*Objective:* Below are some records; give them all again exactly, but not the pictures.

>> BEGIN

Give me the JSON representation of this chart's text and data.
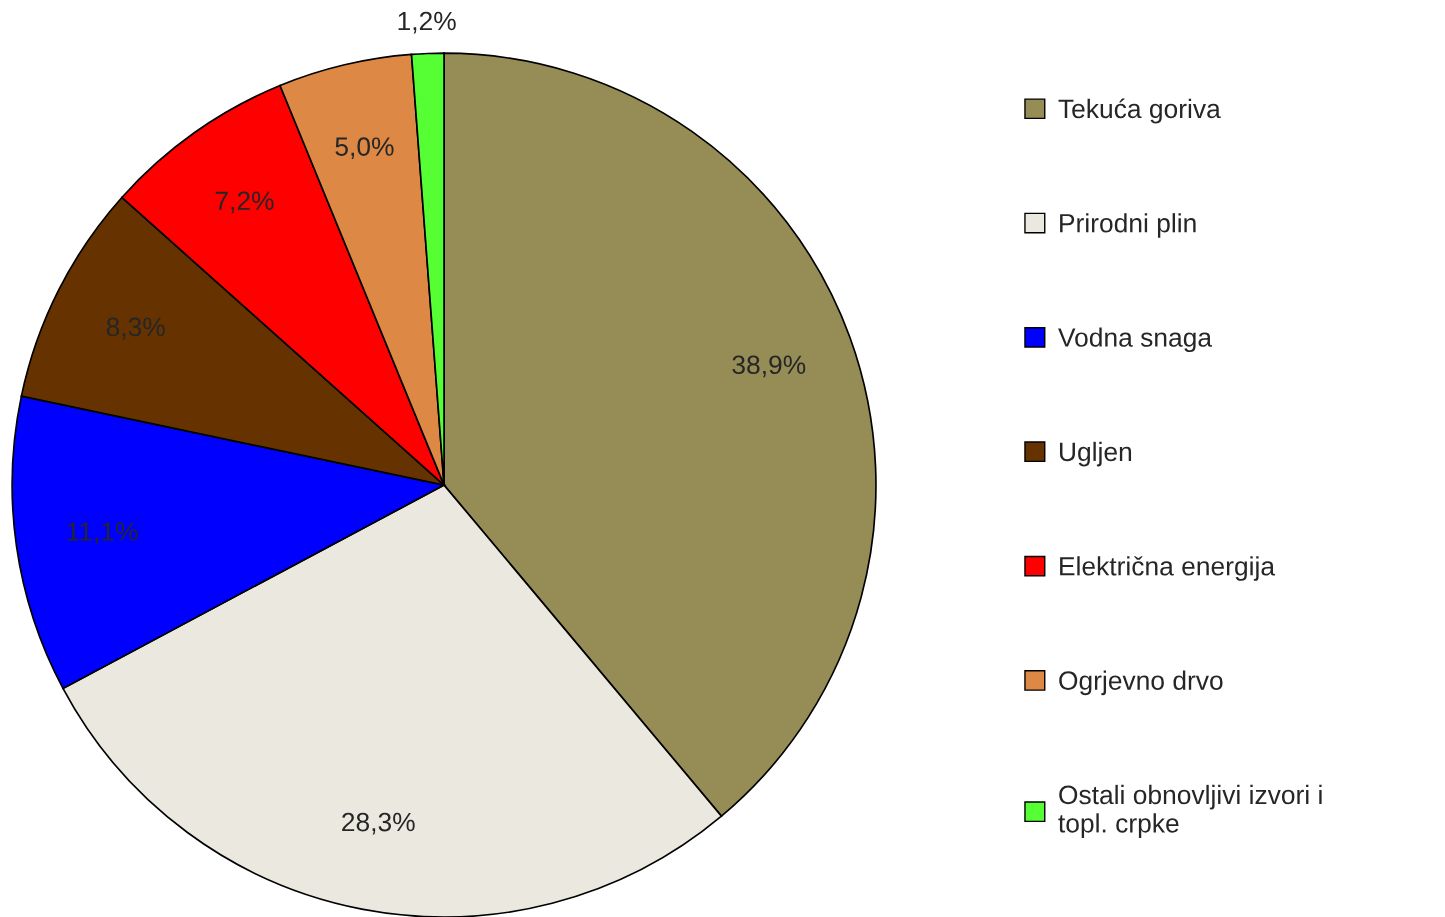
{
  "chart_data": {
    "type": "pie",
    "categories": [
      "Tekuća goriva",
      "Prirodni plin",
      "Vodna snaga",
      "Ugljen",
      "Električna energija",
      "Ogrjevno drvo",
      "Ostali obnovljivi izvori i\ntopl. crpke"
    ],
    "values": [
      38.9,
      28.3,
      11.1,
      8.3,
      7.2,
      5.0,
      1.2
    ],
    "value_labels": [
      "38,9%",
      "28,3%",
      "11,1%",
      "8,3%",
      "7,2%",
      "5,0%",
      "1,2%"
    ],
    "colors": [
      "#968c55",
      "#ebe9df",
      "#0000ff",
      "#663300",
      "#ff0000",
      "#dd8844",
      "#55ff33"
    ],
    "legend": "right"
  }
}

>> END

*Exercise response:*
Give me the JSON representation of this chart's text and data.
{
  "chart_data": {
    "type": "pie",
    "categories": [
      "Tekuća goriva",
      "Prirodni plin",
      "Vodna snaga",
      "Ugljen",
      "Električna energija",
      "Ogrjevno drvo",
      "Ostali obnovljivi izvori i\ntopl. crpke"
    ],
    "values": [
      38.9,
      28.3,
      11.1,
      8.3,
      7.2,
      5.0,
      1.2
    ],
    "value_labels": [
      "38,9%",
      "28,3%",
      "11,1%",
      "8,3%",
      "7,2%",
      "5,0%",
      "1,2%"
    ],
    "colors": [
      "#968c55",
      "#ebe9df",
      "#0000ff",
      "#663300",
      "#ff0000",
      "#dd8844",
      "#55ff33"
    ],
    "legend": "right"
  }
}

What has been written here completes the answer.